» **EXERCISE INPUTS**
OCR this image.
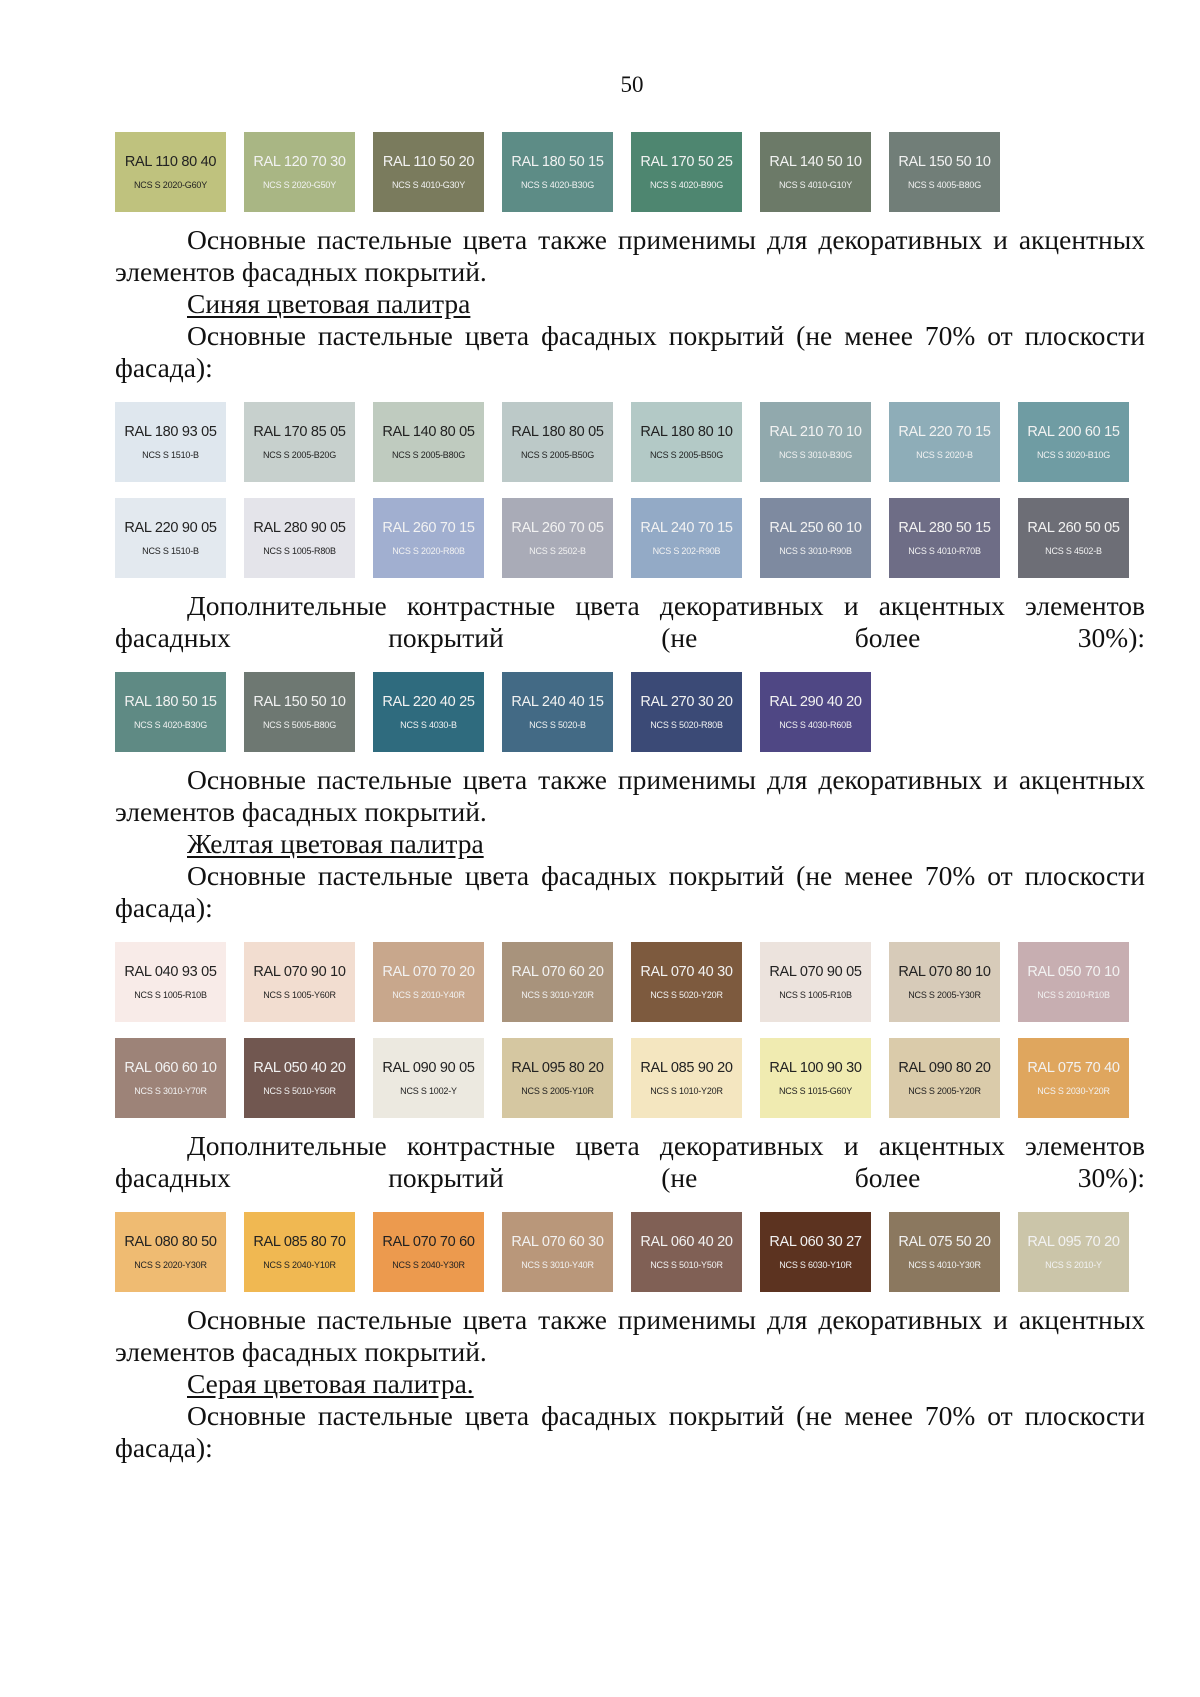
50
RAL 110 80 40
NCS S 2020-G60Y
RAL 120 70 30
NCS S 2020-G50Y
RAL 110 50 20
NCS S 4010-G30Y
RAL 180 50 15
NCS S 4020-B30G
RAL 170 50 25
NCS S 4020-B90G
RAL 140 50 10
NCS S 4010-G10Y
RAL 150 50 10
NCS S 4005-B80G

Основные пастельные цвета также применимы для декоративных и акцентных элементов фасадных покрытий.

Синяя цветовая палитра

Основные пастельные цвета фасадных покрытий (не менее 70% от плоскости фасада):

RAL 180 93 05
NCS S 1510-B
RAL 170 85 05
NCS S 2005-B20G
RAL 140 80 05
NCS S 2005-B80G
RAL 180 80 05
NCS S 2005-B50G
RAL 180 80 10
NCS S 2005-B50G
RAL 210 70 10
NCS S 3010-B30G
RAL 220 70 15
NCS S 2020-B
RAL 200 60 15
NCS S 3020-B10G
RAL 220 90 05
NCS S 1510-B
RAL 280 90 05
NCS S 1005-R80B
RAL 260 70 15
NCS S 2020-R80B
RAL 260 70 05
NCS S 2502-B
RAL 240 70 15
NCS S 202-R90B
RAL 250 60 10
NCS S 3010-R90B
RAL 280 50 15
NCS S 4010-R70B
RAL 260 50 05
NCS S 4502-B

Дополнительные контрастные цвета декоративных и акцентных элементов фасадных покрытий (не более 30%):

RAL 180 50 15
NCS S 4020-B30G
RAL 150 50 10
NCS S 5005-B80G
RAL 220 40 25
NCS S 4030-B
RAL 240 40 15
NCS S 5020-B
RAL 270 30 20
NCS S 5020-R80B
RAL 290 40 20
NCS S 4030-R60B

Основные пастельные цвета также применимы для декоративных и акцентных элементов фасадных покрытий.

Желтая цветовая палитра

Основные пастельные цвета фасадных покрытий (не менее 70% от плоскости фасада):

RAL 040 93 05
NCS S 1005-R10B
RAL 070 90 10
NCS S 1005-Y60R
RAL 070 70 20
NCS S 2010-Y40R
RAL 070 60 20
NCS S 3010-Y20R
RAL 070 40 30
NCS S 5020-Y20R
RAL 070 90 05
NCS S 1005-R10B
RAL 070 80 10
NCS S 2005-Y30R
RAL 050 70 10
NCS S 2010-R10B
RAL 060 60 10
NCS S 3010-Y70R
RAL 050 40 20
NCS S 5010-Y50R
RAL 090 90 05
NCS S 1002-Y
RAL 095 80 20
NCS S 2005-Y10R
RAL 085 90 20
NCS S 1010-Y20R
RAL 100 90 30
NCS S 1015-G60Y
RAL 090 80 20
NCS S 2005-Y20R
RAL 075 70 40
NCS S 2030-Y20R

Дополнительные контрастные цвета декоративных и акцентных элементов фасадных покрытий (не более 30%):

RAL 080 80 50
NCS S 2020-Y30R
RAL 085 80 70
NCS S 2040-Y10R
RAL 070 70 60
NCS S 2040-Y30R
RAL 070 60 30
NCS S 3010-Y40R
RAL 060 40 20
NCS S 5010-Y50R
RAL 060 30 27
NCS S 6030-Y10R
RAL 075 50 20
NCS S 4010-Y30R
RAL 095 70 20
NCS S 2010-Y

Основные пастельные цвета также применимы для декоративных и акцентных элементов фасадных покрытий.

Серая цветовая палитра.

Основные пастельные цвета фасадных покрытий (не менее 70% от плоскости фасада):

» **EXERCISE DIRECTIONS**
Your task is to reproduce all of the material exactly. The pictures stay out.

» **ANSWER TO THE EXERCISE**
OCR this image.
50
RAL 110 80 40
NCS S 2020-G60Y
RAL 120 70 30
NCS S 2020-G50Y
RAL 110 50 20
NCS S 4010-G30Y
RAL 180 50 15
NCS S 4020-B30G
RAL 170 50 25
NCS S 4020-B90G
RAL 140 50 10
NCS S 4010-G10Y
RAL 150 50 10
NCS S 4005-B80G

Основные пастельные цвета также применимы для декоративных и акцентных элементов фасадных покрытий.

Синяя цветовая палитра

Основные пастельные цвета фасадных покрытий (не менее 70% от плоскости фасада):

RAL 180 93 05
NCS S 1510-B
RAL 170 85 05
NCS S 2005-B20G
RAL 140 80 05
NCS S 2005-B80G
RAL 180 80 05
NCS S 2005-B50G
RAL 180 80 10
NCS S 2005-B50G
RAL 210 70 10
NCS S 3010-B30G
RAL 220 70 15
NCS S 2020-B
RAL 200 60 15
NCS S 3020-B10G
RAL 220 90 05
NCS S 1510-B
RAL 280 90 05
NCS S 1005-R80B
RAL 260 70 15
NCS S 2020-R80B
RAL 260 70 05
NCS S 2502-B
RAL 240 70 15
NCS S 202-R90B
RAL 250 60 10
NCS S 3010-R90B
RAL 280 50 15
NCS S 4010-R70B
RAL 260 50 05
NCS S 4502-B

Дополнительные контрастные цвета декоративных и акцентных элементов фасадных покрытий (не более 30%):

RAL 180 50 15
NCS S 4020-B30G
RAL 150 50 10
NCS S 5005-B80G
RAL 220 40 25
NCS S 4030-B
RAL 240 40 15
NCS S 5020-B
RAL 270 30 20
NCS S 5020-R80B
RAL 290 40 20
NCS S 4030-R60B

Основные пастельные цвета также применимы для декоративных и акцентных элементов фасадных покрытий.

Желтая цветовая палитра

Основные пастельные цвета фасадных покрытий (не менее 70% от плоскости фасада):

RAL 040 93 05
NCS S 1005-R10B
RAL 070 90 10
NCS S 1005-Y60R
RAL 070 70 20
NCS S 2010-Y40R
RAL 070 60 20
NCS S 3010-Y20R
RAL 070 40 30
NCS S 5020-Y20R
RAL 070 90 05
NCS S 1005-R10B
RAL 070 80 10
NCS S 2005-Y30R
RAL 050 70 10
NCS S 2010-R10B
RAL 060 60 10
NCS S 3010-Y70R
RAL 050 40 20
NCS S 5010-Y50R
RAL 090 90 05
NCS S 1002-Y
RAL 095 80 20
NCS S 2005-Y10R
RAL 085 90 20
NCS S 1010-Y20R
RAL 100 90 30
NCS S 1015-G60Y
RAL 090 80 20
NCS S 2005-Y20R
RAL 075 70 40
NCS S 2030-Y20R

Дополнительные контрастные цвета декоративных и акцентных элементов фасадных покрытий (не более 30%):

RAL 080 80 50
NCS S 2020-Y30R
RAL 085 80 70
NCS S 2040-Y10R
RAL 070 70 60
NCS S 2040-Y30R
RAL 070 60 30
NCS S 3010-Y40R
RAL 060 40 20
NCS S 5010-Y50R
RAL 060 30 27
NCS S 6030-Y10R
RAL 075 50 20
NCS S 4010-Y30R
RAL 095 70 20
NCS S 2010-Y

Основные пастельные цвета также применимы для декоративных и акцентных элементов фасадных покрытий.

Серая цветовая палитра.

Основные пастельные цвета фасадных покрытий (не менее 70% от плоскости фасада):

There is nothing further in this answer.